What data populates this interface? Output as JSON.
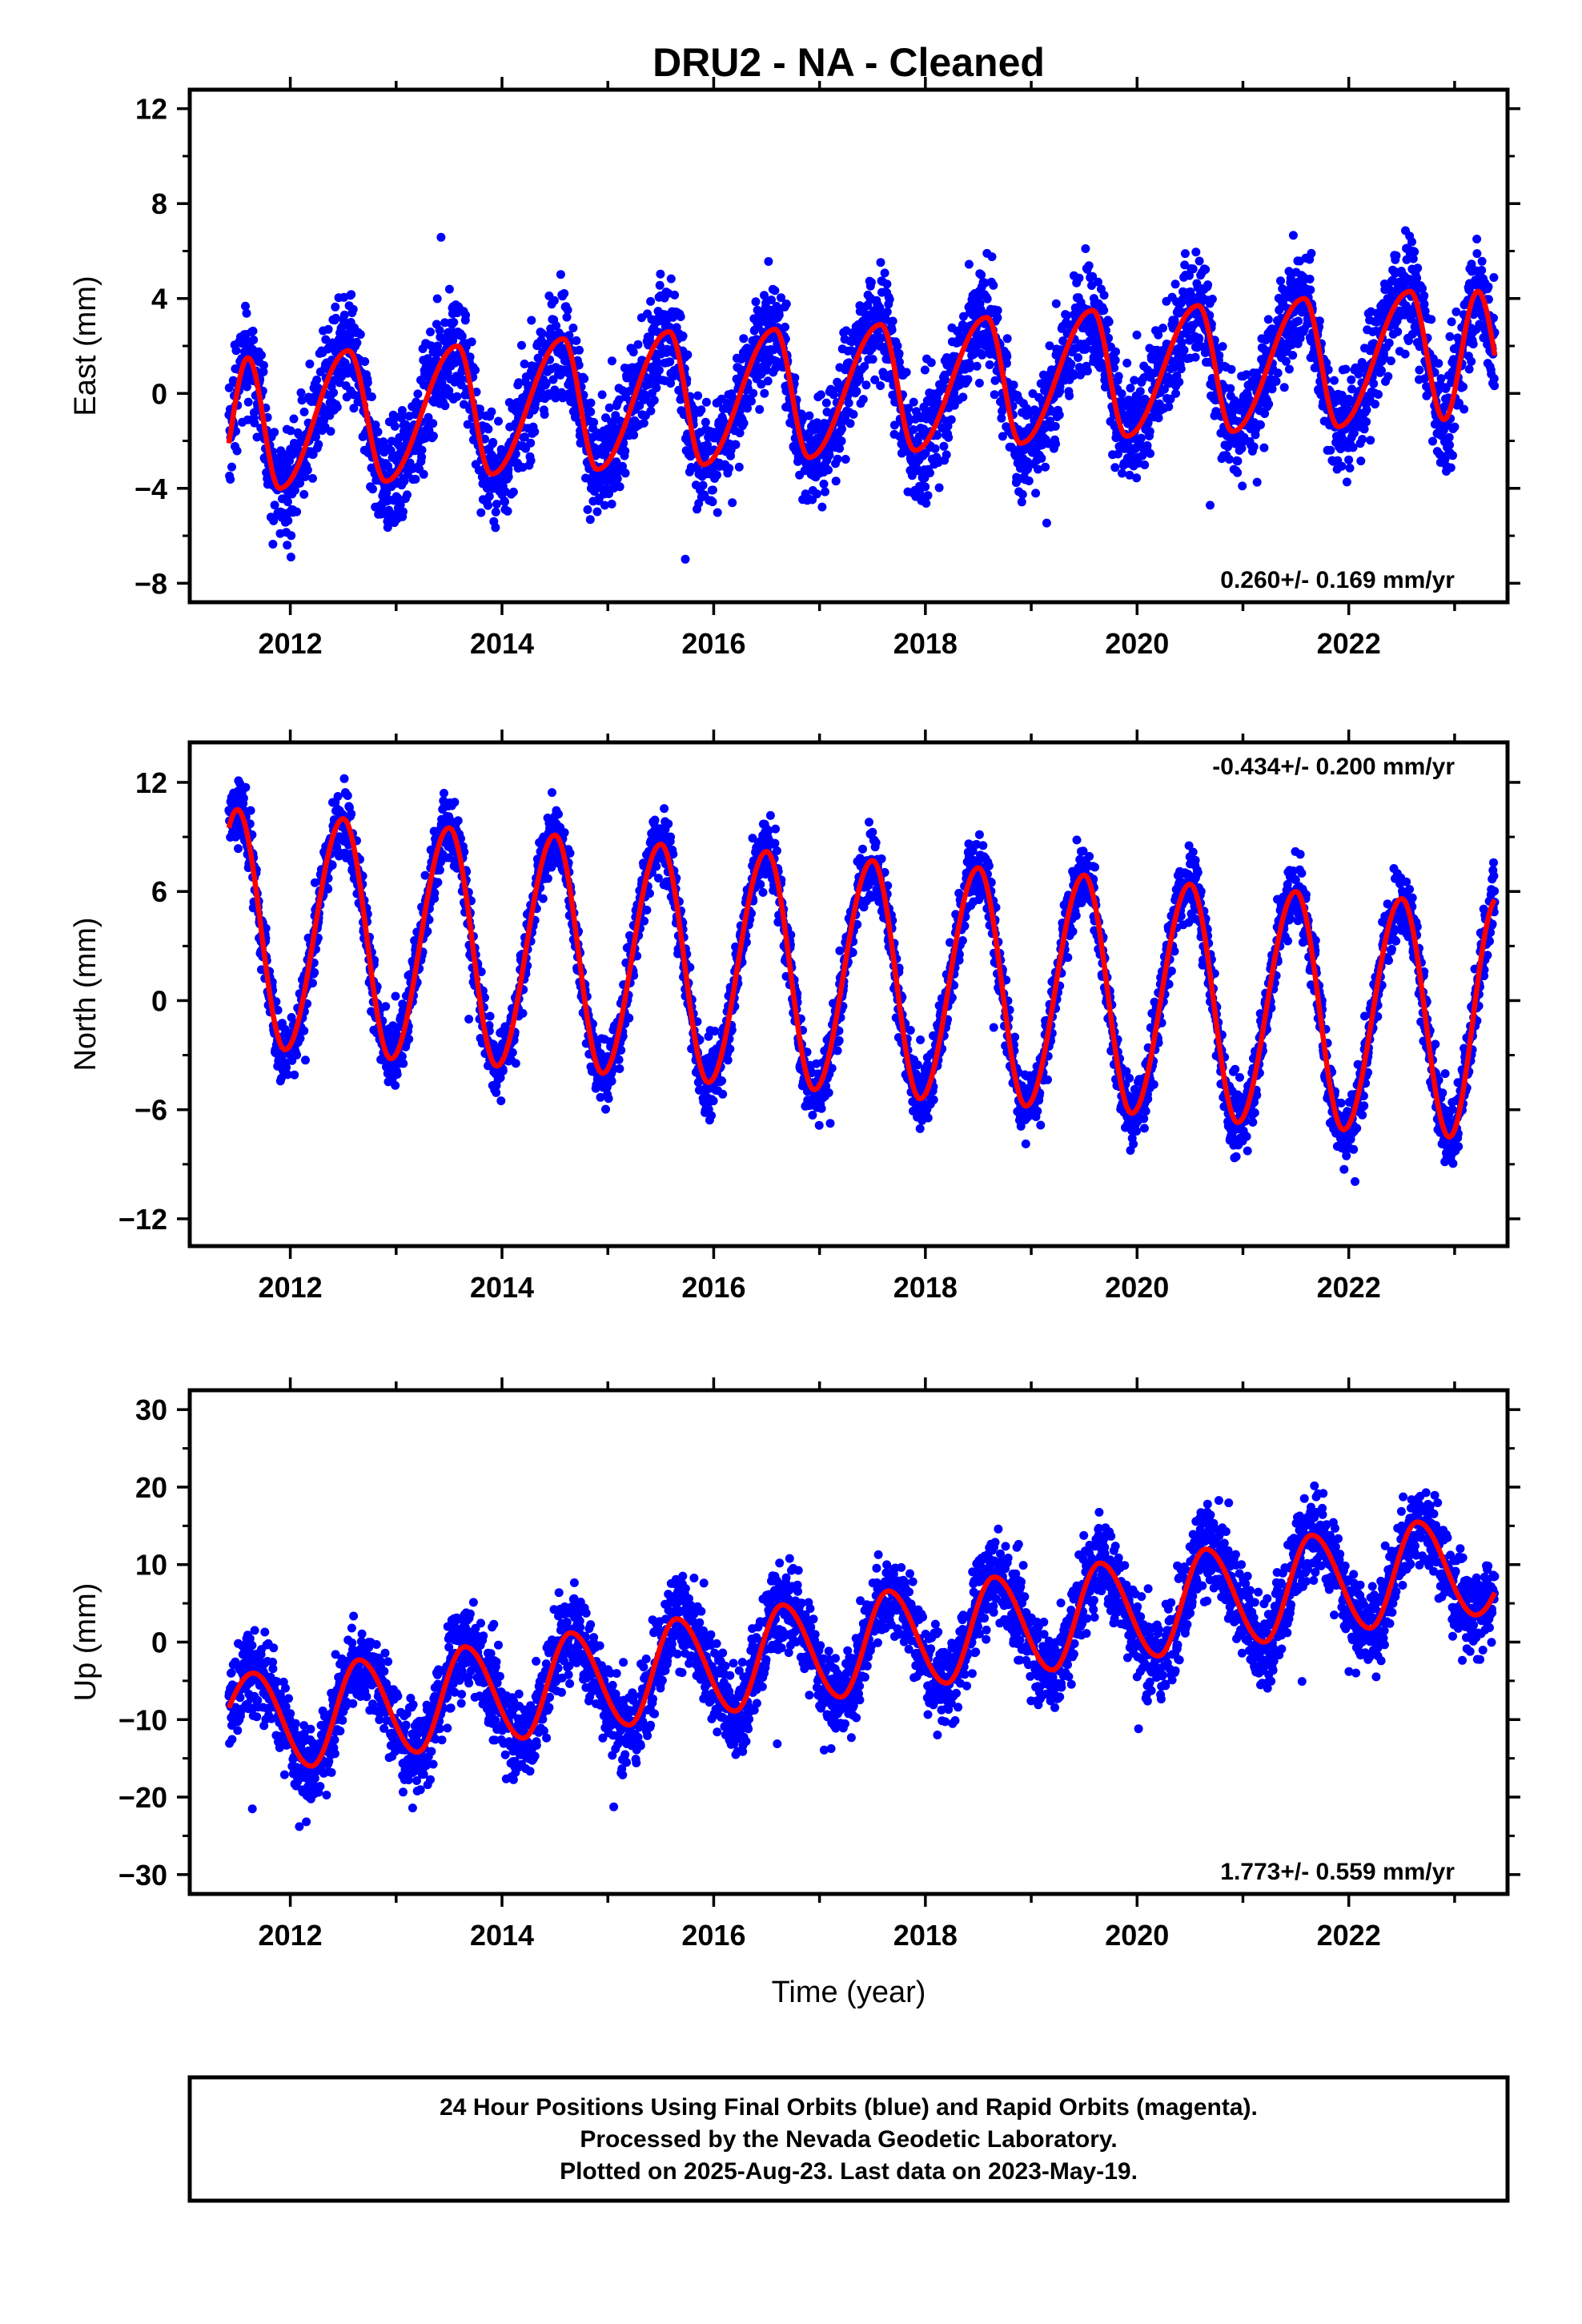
{
  "title": "DRU2  - NA - Cleaned",
  "colors": {
    "points": "#0000ff",
    "model": "#ff0000",
    "frame": "#000000"
  },
  "x_tick_labels": [
    "2012",
    "2014",
    "2016",
    "2018",
    "2020",
    "2022"
  ],
  "x_axis_title": "Time (year)",
  "caption": {
    "line1": "24 Hour Positions Using Final Orbits (blue) and Rapid Orbits (magenta).",
    "line2": "Processed by the Nevada Geodetic Laboratory.",
    "line3": "Plotted on 2025-Aug-23. Last data on 2023-May-19."
  },
  "chart_data": [
    {
      "type": "scatter",
      "panel": "east",
      "ylabel": "East (mm)",
      "rate_text": "0.260+/- 0.169 mm/yr",
      "rate_position": "bottom-right",
      "xlim": [
        2011.05,
        2023.5
      ],
      "ylim": [
        -8.8,
        12.8
      ],
      "y_ticks": [
        -8,
        -4,
        0,
        4,
        8,
        12
      ],
      "y_tick_labels": [
        "−8",
        "−4",
        "0",
        "4",
        "8",
        "12"
      ],
      "series": [
        {
          "name": "Final Orbits (blue)",
          "kind": "points",
          "time_span": [
            2011.42,
            2023.38
          ],
          "approx_scatter_mm": 1.6
        },
        {
          "kind": "model_line",
          "rate_mm_per_yr": 0.26,
          "annual_amplitude_mm": 2.3,
          "annual_peak_month": "August"
        }
      ],
      "model_peaks": [
        {
          "x": 2011.6,
          "y": 1.5
        },
        {
          "x": 2012.55,
          "y": 1.8
        },
        {
          "x": 2013.58,
          "y": 2.0
        },
        {
          "x": 2014.58,
          "y": 2.3
        },
        {
          "x": 2015.58,
          "y": 2.6
        },
        {
          "x": 2016.58,
          "y": 2.7
        },
        {
          "x": 2017.58,
          "y": 2.9
        },
        {
          "x": 2018.58,
          "y": 3.2
        },
        {
          "x": 2019.58,
          "y": 3.5
        },
        {
          "x": 2020.58,
          "y": 3.7
        },
        {
          "x": 2021.58,
          "y": 4.0
        },
        {
          "x": 2022.58,
          "y": 4.3
        }
      ],
      "model_troughs": [
        {
          "x": 2011.9,
          "y": -4.0
        },
        {
          "x": 2012.9,
          "y": -3.7
        },
        {
          "x": 2013.9,
          "y": -3.4
        },
        {
          "x": 2014.9,
          "y": -3.2
        },
        {
          "x": 2015.9,
          "y": -3.0
        },
        {
          "x": 2016.9,
          "y": -2.7
        },
        {
          "x": 2017.9,
          "y": -2.4
        },
        {
          "x": 2018.9,
          "y": -2.1
        },
        {
          "x": 2019.9,
          "y": -1.8
        },
        {
          "x": 2020.9,
          "y": -1.6
        },
        {
          "x": 2021.9,
          "y": -1.4
        },
        {
          "x": 2022.9,
          "y": -1.1
        }
      ]
    },
    {
      "type": "scatter",
      "panel": "north",
      "ylabel": "North (mm)",
      "rate_text": "-0.434+/- 0.200 mm/yr",
      "rate_position": "top-right",
      "xlim": [
        2011.05,
        2023.5
      ],
      "ylim": [
        -13.5,
        14.2
      ],
      "y_ticks": [
        -12,
        -6,
        0,
        6,
        12
      ],
      "y_tick_labels": [
        "−12",
        "−6",
        "0",
        "6",
        "12"
      ],
      "series": [
        {
          "name": "Final Orbits (blue)",
          "kind": "points",
          "time_span": [
            2011.42,
            2023.38
          ],
          "approx_scatter_mm": 1.3
        },
        {
          "kind": "model_line",
          "rate_mm_per_yr": -0.434,
          "annual_amplitude_mm": 6.5,
          "annual_peak_month": "July"
        }
      ],
      "model_peaks": [
        {
          "x": 2011.5,
          "y": 10.5
        },
        {
          "x": 2012.5,
          "y": 10.0
        },
        {
          "x": 2013.5,
          "y": 9.5
        },
        {
          "x": 2014.5,
          "y": 9.1
        },
        {
          "x": 2015.5,
          "y": 8.6
        },
        {
          "x": 2016.5,
          "y": 8.2
        },
        {
          "x": 2017.5,
          "y": 7.7
        },
        {
          "x": 2018.5,
          "y": 7.3
        },
        {
          "x": 2019.5,
          "y": 6.9
        },
        {
          "x": 2020.5,
          "y": 6.4
        },
        {
          "x": 2021.5,
          "y": 6.0
        },
        {
          "x": 2022.5,
          "y": 5.6
        }
      ],
      "model_troughs": [
        {
          "x": 2011.95,
          "y": -2.7
        },
        {
          "x": 2012.95,
          "y": -3.2
        },
        {
          "x": 2013.95,
          "y": -3.6
        },
        {
          "x": 2014.95,
          "y": -4.0
        },
        {
          "x": 2015.95,
          "y": -4.5
        },
        {
          "x": 2016.95,
          "y": -4.9
        },
        {
          "x": 2017.95,
          "y": -5.4
        },
        {
          "x": 2018.95,
          "y": -5.8
        },
        {
          "x": 2019.95,
          "y": -6.2
        },
        {
          "x": 2020.95,
          "y": -6.7
        },
        {
          "x": 2021.95,
          "y": -7.1
        },
        {
          "x": 2022.95,
          "y": -7.5
        }
      ]
    },
    {
      "type": "scatter",
      "panel": "up",
      "ylabel": "Up (mm)",
      "rate_text": "1.773+/- 0.559 mm/yr",
      "rate_position": "bottom-right",
      "xlim": [
        2011.05,
        2023.5
      ],
      "ylim": [
        -32.5,
        32.5
      ],
      "y_ticks": [
        -30,
        -20,
        -10,
        0,
        10,
        20,
        30
      ],
      "y_tick_labels": [
        "−30",
        "−20",
        "−10",
        "0",
        "10",
        "20",
        "30"
      ],
      "series": [
        {
          "name": "Final Orbits (blue)",
          "kind": "points",
          "time_span": [
            2011.42,
            2023.38
          ],
          "approx_scatter_mm": 4.0
        },
        {
          "kind": "model_line",
          "rate_mm_per_yr": 1.773,
          "annual_amplitude_mm": 6.0,
          "annual_peak_month": "September"
        }
      ],
      "model_peaks": [
        {
          "x": 2011.65,
          "y": -4.0
        },
        {
          "x": 2012.65,
          "y": -2.3
        },
        {
          "x": 2013.65,
          "y": -0.6
        },
        {
          "x": 2014.65,
          "y": 1.2
        },
        {
          "x": 2015.65,
          "y": 3.0
        },
        {
          "x": 2016.65,
          "y": 4.8
        },
        {
          "x": 2017.65,
          "y": 6.6
        },
        {
          "x": 2018.65,
          "y": 8.4
        },
        {
          "x": 2019.65,
          "y": 10.2
        },
        {
          "x": 2020.65,
          "y": 12.0
        },
        {
          "x": 2021.65,
          "y": 13.8
        },
        {
          "x": 2022.65,
          "y": 15.5
        }
      ],
      "model_troughs": [
        {
          "x": 2012.2,
          "y": -16.0
        },
        {
          "x": 2013.2,
          "y": -14.2
        },
        {
          "x": 2014.2,
          "y": -12.4
        },
        {
          "x": 2015.2,
          "y": -10.7
        },
        {
          "x": 2016.2,
          "y": -8.9
        },
        {
          "x": 2017.2,
          "y": -7.1
        },
        {
          "x": 2018.2,
          "y": -5.3
        },
        {
          "x": 2019.2,
          "y": -3.6
        },
        {
          "x": 2020.2,
          "y": -1.8
        },
        {
          "x": 2021.2,
          "y": 0.0
        },
        {
          "x": 2022.2,
          "y": 1.8
        },
        {
          "x": 2023.2,
          "y": 3.5
        }
      ]
    }
  ]
}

-*-

■ INSTRUCTION ■
The records above must be transcribed exactly. Pictures are left out of the copy.

■ ANSWER BELOW ■
What data populates this interface? Output as JSON.
{
  "title": "DRU2  - NA - Cleaned",
  "colors": {
    "points": "#0000ff",
    "model": "#ff0000",
    "frame": "#000000"
  },
  "x_tick_labels": [
    "2012",
    "2014",
    "2016",
    "2018",
    "2020",
    "2022"
  ],
  "x_axis_title": "Time (year)",
  "caption": {
    "line1": "24 Hour Positions Using Final Orbits (blue) and Rapid Orbits (magenta).",
    "line2": "Processed by the Nevada Geodetic Laboratory.",
    "line3": "Plotted on 2025-Aug-23. Last data on 2023-May-19."
  },
  "chart_data": [
    {
      "type": "scatter",
      "panel": "east",
      "ylabel": "East (mm)",
      "rate_text": "0.260+/- 0.169 mm/yr",
      "rate_position": "bottom-right",
      "xlim": [
        2011.05,
        2023.5
      ],
      "ylim": [
        -8.8,
        12.8
      ],
      "y_ticks": [
        -8,
        -4,
        0,
        4,
        8,
        12
      ],
      "y_tick_labels": [
        "−8",
        "−4",
        "0",
        "4",
        "8",
        "12"
      ],
      "series": [
        {
          "name": "Final Orbits (blue)",
          "kind": "points",
          "time_span": [
            2011.42,
            2023.38
          ],
          "approx_scatter_mm": 1.6
        },
        {
          "kind": "model_line",
          "rate_mm_per_yr": 0.26,
          "annual_amplitude_mm": 2.3,
          "annual_peak_month": "August"
        }
      ],
      "model_peaks": [
        {
          "x": 2011.6,
          "y": 1.5
        },
        {
          "x": 2012.55,
          "y": 1.8
        },
        {
          "x": 2013.58,
          "y": 2.0
        },
        {
          "x": 2014.58,
          "y": 2.3
        },
        {
          "x": 2015.58,
          "y": 2.6
        },
        {
          "x": 2016.58,
          "y": 2.7
        },
        {
          "x": 2017.58,
          "y": 2.9
        },
        {
          "x": 2018.58,
          "y": 3.2
        },
        {
          "x": 2019.58,
          "y": 3.5
        },
        {
          "x": 2020.58,
          "y": 3.7
        },
        {
          "x": 2021.58,
          "y": 4.0
        },
        {
          "x": 2022.58,
          "y": 4.3
        }
      ],
      "model_troughs": [
        {
          "x": 2011.9,
          "y": -4.0
        },
        {
          "x": 2012.9,
          "y": -3.7
        },
        {
          "x": 2013.9,
          "y": -3.4
        },
        {
          "x": 2014.9,
          "y": -3.2
        },
        {
          "x": 2015.9,
          "y": -3.0
        },
        {
          "x": 2016.9,
          "y": -2.7
        },
        {
          "x": 2017.9,
          "y": -2.4
        },
        {
          "x": 2018.9,
          "y": -2.1
        },
        {
          "x": 2019.9,
          "y": -1.8
        },
        {
          "x": 2020.9,
          "y": -1.6
        },
        {
          "x": 2021.9,
          "y": -1.4
        },
        {
          "x": 2022.9,
          "y": -1.1
        }
      ]
    },
    {
      "type": "scatter",
      "panel": "north",
      "ylabel": "North (mm)",
      "rate_text": "-0.434+/- 0.200 mm/yr",
      "rate_position": "top-right",
      "xlim": [
        2011.05,
        2023.5
      ],
      "ylim": [
        -13.5,
        14.2
      ],
      "y_ticks": [
        -12,
        -6,
        0,
        6,
        12
      ],
      "y_tick_labels": [
        "−12",
        "−6",
        "0",
        "6",
        "12"
      ],
      "series": [
        {
          "name": "Final Orbits (blue)",
          "kind": "points",
          "time_span": [
            2011.42,
            2023.38
          ],
          "approx_scatter_mm": 1.3
        },
        {
          "kind": "model_line",
          "rate_mm_per_yr": -0.434,
          "annual_amplitude_mm": 6.5,
          "annual_peak_month": "July"
        }
      ],
      "model_peaks": [
        {
          "x": 2011.5,
          "y": 10.5
        },
        {
          "x": 2012.5,
          "y": 10.0
        },
        {
          "x": 2013.5,
          "y": 9.5
        },
        {
          "x": 2014.5,
          "y": 9.1
        },
        {
          "x": 2015.5,
          "y": 8.6
        },
        {
          "x": 2016.5,
          "y": 8.2
        },
        {
          "x": 2017.5,
          "y": 7.7
        },
        {
          "x": 2018.5,
          "y": 7.3
        },
        {
          "x": 2019.5,
          "y": 6.9
        },
        {
          "x": 2020.5,
          "y": 6.4
        },
        {
          "x": 2021.5,
          "y": 6.0
        },
        {
          "x": 2022.5,
          "y": 5.6
        }
      ],
      "model_troughs": [
        {
          "x": 2011.95,
          "y": -2.7
        },
        {
          "x": 2012.95,
          "y": -3.2
        },
        {
          "x": 2013.95,
          "y": -3.6
        },
        {
          "x": 2014.95,
          "y": -4.0
        },
        {
          "x": 2015.95,
          "y": -4.5
        },
        {
          "x": 2016.95,
          "y": -4.9
        },
        {
          "x": 2017.95,
          "y": -5.4
        },
        {
          "x": 2018.95,
          "y": -5.8
        },
        {
          "x": 2019.95,
          "y": -6.2
        },
        {
          "x": 2020.95,
          "y": -6.7
        },
        {
          "x": 2021.95,
          "y": -7.1
        },
        {
          "x": 2022.95,
          "y": -7.5
        }
      ]
    },
    {
      "type": "scatter",
      "panel": "up",
      "ylabel": "Up (mm)",
      "rate_text": "1.773+/- 0.559 mm/yr",
      "rate_position": "bottom-right",
      "xlim": [
        2011.05,
        2023.5
      ],
      "ylim": [
        -32.5,
        32.5
      ],
      "y_ticks": [
        -30,
        -20,
        -10,
        0,
        10,
        20,
        30
      ],
      "y_tick_labels": [
        "−30",
        "−20",
        "−10",
        "0",
        "10",
        "20",
        "30"
      ],
      "series": [
        {
          "name": "Final Orbits (blue)",
          "kind": "points",
          "time_span": [
            2011.42,
            2023.38
          ],
          "approx_scatter_mm": 4.0
        },
        {
          "kind": "model_line",
          "rate_mm_per_yr": 1.773,
          "annual_amplitude_mm": 6.0,
          "annual_peak_month": "September"
        }
      ],
      "model_peaks": [
        {
          "x": 2011.65,
          "y": -4.0
        },
        {
          "x": 2012.65,
          "y": -2.3
        },
        {
          "x": 2013.65,
          "y": -0.6
        },
        {
          "x": 2014.65,
          "y": 1.2
        },
        {
          "x": 2015.65,
          "y": 3.0
        },
        {
          "x": 2016.65,
          "y": 4.8
        },
        {
          "x": 2017.65,
          "y": 6.6
        },
        {
          "x": 2018.65,
          "y": 8.4
        },
        {
          "x": 2019.65,
          "y": 10.2
        },
        {
          "x": 2020.65,
          "y": 12.0
        },
        {
          "x": 2021.65,
          "y": 13.8
        },
        {
          "x": 2022.65,
          "y": 15.5
        }
      ],
      "model_troughs": [
        {
          "x": 2012.2,
          "y": -16.0
        },
        {
          "x": 2013.2,
          "y": -14.2
        },
        {
          "x": 2014.2,
          "y": -12.4
        },
        {
          "x": 2015.2,
          "y": -10.7
        },
        {
          "x": 2016.2,
          "y": -8.9
        },
        {
          "x": 2017.2,
          "y": -7.1
        },
        {
          "x": 2018.2,
          "y": -5.3
        },
        {
          "x": 2019.2,
          "y": -3.6
        },
        {
          "x": 2020.2,
          "y": -1.8
        },
        {
          "x": 2021.2,
          "y": 0.0
        },
        {
          "x": 2022.2,
          "y": 1.8
        },
        {
          "x": 2023.2,
          "y": 3.5
        }
      ]
    }
  ]
}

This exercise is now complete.